Please transcribe the records precisely; pictures stay out of your copy.

_LISTING_.
= = = = =

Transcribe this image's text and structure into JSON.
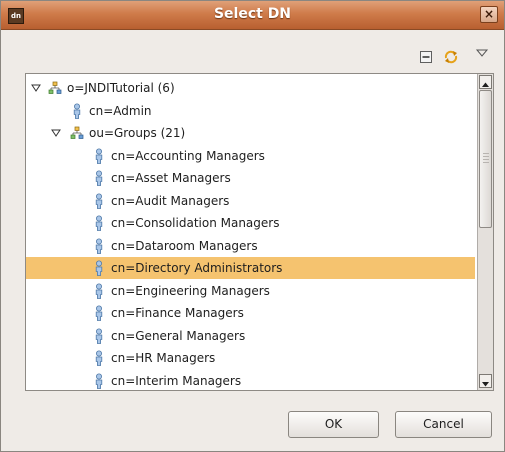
{
  "window": {
    "title": "Select DN",
    "app_icon_text": "dn",
    "close_glyph": "×"
  },
  "toolbar": {
    "icons": [
      {
        "name": "collapse-all-icon"
      },
      {
        "name": "refresh-icon"
      },
      {
        "name": "view-menu-chevron-icon"
      }
    ]
  },
  "tree": {
    "rows": [
      {
        "label": "o=JNDITutorial (6)",
        "kind": "org",
        "level": 0,
        "expanded": true
      },
      {
        "label": "cn=Admin",
        "kind": "person",
        "level": 1
      },
      {
        "label": "ou=Groups (21)",
        "kind": "org",
        "level": 1,
        "expanded": true
      },
      {
        "label": "cn=Accounting Managers",
        "kind": "person",
        "level": 2
      },
      {
        "label": "cn=Asset Managers",
        "kind": "person",
        "level": 2
      },
      {
        "label": "cn=Audit Managers",
        "kind": "person",
        "level": 2
      },
      {
        "label": "cn=Consolidation Managers",
        "kind": "person",
        "level": 2
      },
      {
        "label": "cn=Dataroom Managers",
        "kind": "person",
        "level": 2
      },
      {
        "label": "cn=Directory Administrators",
        "kind": "person",
        "level": 2,
        "selected": true
      },
      {
        "label": "cn=Engineering Managers",
        "kind": "person",
        "level": 2
      },
      {
        "label": "cn=Finance Managers",
        "kind": "person",
        "level": 2
      },
      {
        "label": "cn=General Managers",
        "kind": "person",
        "level": 2
      },
      {
        "label": "cn=HR Managers",
        "kind": "person",
        "level": 2
      },
      {
        "label": "cn=Interim Managers",
        "kind": "person",
        "level": 2
      }
    ]
  },
  "buttons": {
    "ok": "OK",
    "cancel": "Cancel"
  },
  "colors": {
    "titlebar": "#cf7b4a",
    "selection": "#f5c36f",
    "dialog_bg": "#efebe7"
  }
}
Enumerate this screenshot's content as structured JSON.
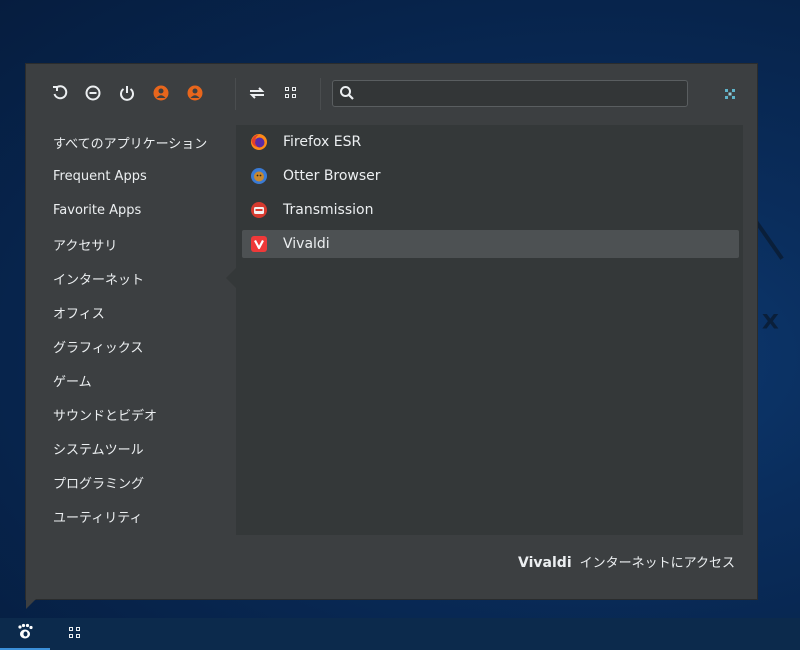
{
  "toolbar": {
    "buttons": [
      {
        "name": "refresh-icon"
      },
      {
        "name": "lock-icon"
      },
      {
        "name": "power-icon"
      },
      {
        "name": "user-icon"
      },
      {
        "name": "user-switch-icon"
      },
      {
        "name": "swap-view-icon"
      },
      {
        "name": "grid-view-icon"
      },
      {
        "name": "settings-icon"
      }
    ],
    "user_color": "#e8661c"
  },
  "search": {
    "value": "",
    "placeholder": ""
  },
  "categories": [
    {
      "label": "すべてのアプリケーション"
    },
    {
      "label": "Frequent Apps"
    },
    {
      "label": "Favorite Apps"
    },
    {
      "label": "アクセサリ"
    },
    {
      "label": "インターネット"
    },
    {
      "label": "オフィス"
    },
    {
      "label": "グラフィックス"
    },
    {
      "label": "ゲーム"
    },
    {
      "label": "サウンドとビデオ"
    },
    {
      "label": "システムツール"
    },
    {
      "label": "プログラミング"
    },
    {
      "label": "ユーティリティ"
    }
  ],
  "selected_category": "インターネット",
  "apps": [
    {
      "label": "Firefox ESR",
      "icon": "firefox-icon"
    },
    {
      "label": "Otter Browser",
      "icon": "otter-browser-icon"
    },
    {
      "label": "Transmission",
      "icon": "transmission-icon"
    },
    {
      "label": "Vivaldi",
      "icon": "vivaldi-icon",
      "selected": true
    }
  ],
  "footer": {
    "app_name": "Vivaldi",
    "description": "インターネットにアクセス"
  },
  "taskbar": {
    "apps_button_icon": "gnome-foot-icon",
    "grid_button_icon": "app-grid-icon"
  },
  "colors": {
    "menu_bg": "#3c3f41",
    "panel_bg": "#343839",
    "selected_bg": "#4d5153",
    "taskbar_bg": "#0c2a4c",
    "accent": "#3b8fd9"
  }
}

= = = = =

_EXPECTED ANSWER_.
Transcribe this image's text and structure into JSON.
{
  "window": {
    "title": "Select DN",
    "app_icon_text": "dn",
    "close_glyph": "×"
  },
  "toolbar": {
    "icons": [
      {
        "name": "collapse-all-icon"
      },
      {
        "name": "refresh-icon"
      },
      {
        "name": "view-menu-chevron-icon"
      }
    ]
  },
  "tree": {
    "rows": [
      {
        "label": "o=JNDITutorial (6)",
        "kind": "org",
        "level": 0,
        "expanded": true
      },
      {
        "label": "cn=Admin",
        "kind": "person",
        "level": 1
      },
      {
        "label": "ou=Groups (21)",
        "kind": "org",
        "level": 1,
        "expanded": true
      },
      {
        "label": "cn=Accounting Managers",
        "kind": "person",
        "level": 2
      },
      {
        "label": "cn=Asset Managers",
        "kind": "person",
        "level": 2
      },
      {
        "label": "cn=Audit Managers",
        "kind": "person",
        "level": 2
      },
      {
        "label": "cn=Consolidation Managers",
        "kind": "person",
        "level": 2
      },
      {
        "label": "cn=Dataroom Managers",
        "kind": "person",
        "level": 2
      },
      {
        "label": "cn=Directory Administrators",
        "kind": "person",
        "level": 2,
        "selected": true
      },
      {
        "label": "cn=Engineering Managers",
        "kind": "person",
        "level": 2
      },
      {
        "label": "cn=Finance Managers",
        "kind": "person",
        "level": 2
      },
      {
        "label": "cn=General Managers",
        "kind": "person",
        "level": 2
      },
      {
        "label": "cn=HR Managers",
        "kind": "person",
        "level": 2
      },
      {
        "label": "cn=Interim Managers",
        "kind": "person",
        "level": 2
      }
    ]
  },
  "buttons": {
    "ok": "OK",
    "cancel": "Cancel"
  },
  "colors": {
    "titlebar": "#cf7b4a",
    "selection": "#f5c36f",
    "dialog_bg": "#efebe7"
  }
}
Enumerate this screenshot's content as structured JSON.
{
  "toolbar": {
    "buttons": [
      {
        "name": "refresh-icon"
      },
      {
        "name": "lock-icon"
      },
      {
        "name": "power-icon"
      },
      {
        "name": "user-icon"
      },
      {
        "name": "user-switch-icon"
      },
      {
        "name": "swap-view-icon"
      },
      {
        "name": "grid-view-icon"
      },
      {
        "name": "settings-icon"
      }
    ],
    "user_color": "#e8661c"
  },
  "search": {
    "value": "",
    "placeholder": ""
  },
  "categories": [
    {
      "label": "すべてのアプリケーション"
    },
    {
      "label": "Frequent Apps"
    },
    {
      "label": "Favorite Apps"
    },
    {
      "label": "アクセサリ"
    },
    {
      "label": "インターネット"
    },
    {
      "label": "オフィス"
    },
    {
      "label": "グラフィックス"
    },
    {
      "label": "ゲーム"
    },
    {
      "label": "サウンドとビデオ"
    },
    {
      "label": "システムツール"
    },
    {
      "label": "プログラミング"
    },
    {
      "label": "ユーティリティ"
    }
  ],
  "selected_category": "インターネット",
  "apps": [
    {
      "label": "Firefox ESR",
      "icon": "firefox-icon"
    },
    {
      "label": "Otter Browser",
      "icon": "otter-browser-icon"
    },
    {
      "label": "Transmission",
      "icon": "transmission-icon"
    },
    {
      "label": "Vivaldi",
      "icon": "vivaldi-icon",
      "selected": true
    }
  ],
  "footer": {
    "app_name": "Vivaldi",
    "description": "インターネットにアクセス"
  },
  "taskbar": {
    "apps_button_icon": "gnome-foot-icon",
    "grid_button_icon": "app-grid-icon"
  },
  "colors": {
    "menu_bg": "#3c3f41",
    "panel_bg": "#343839",
    "selected_bg": "#4d5153",
    "taskbar_bg": "#0c2a4c",
    "accent": "#3b8fd9"
  }
}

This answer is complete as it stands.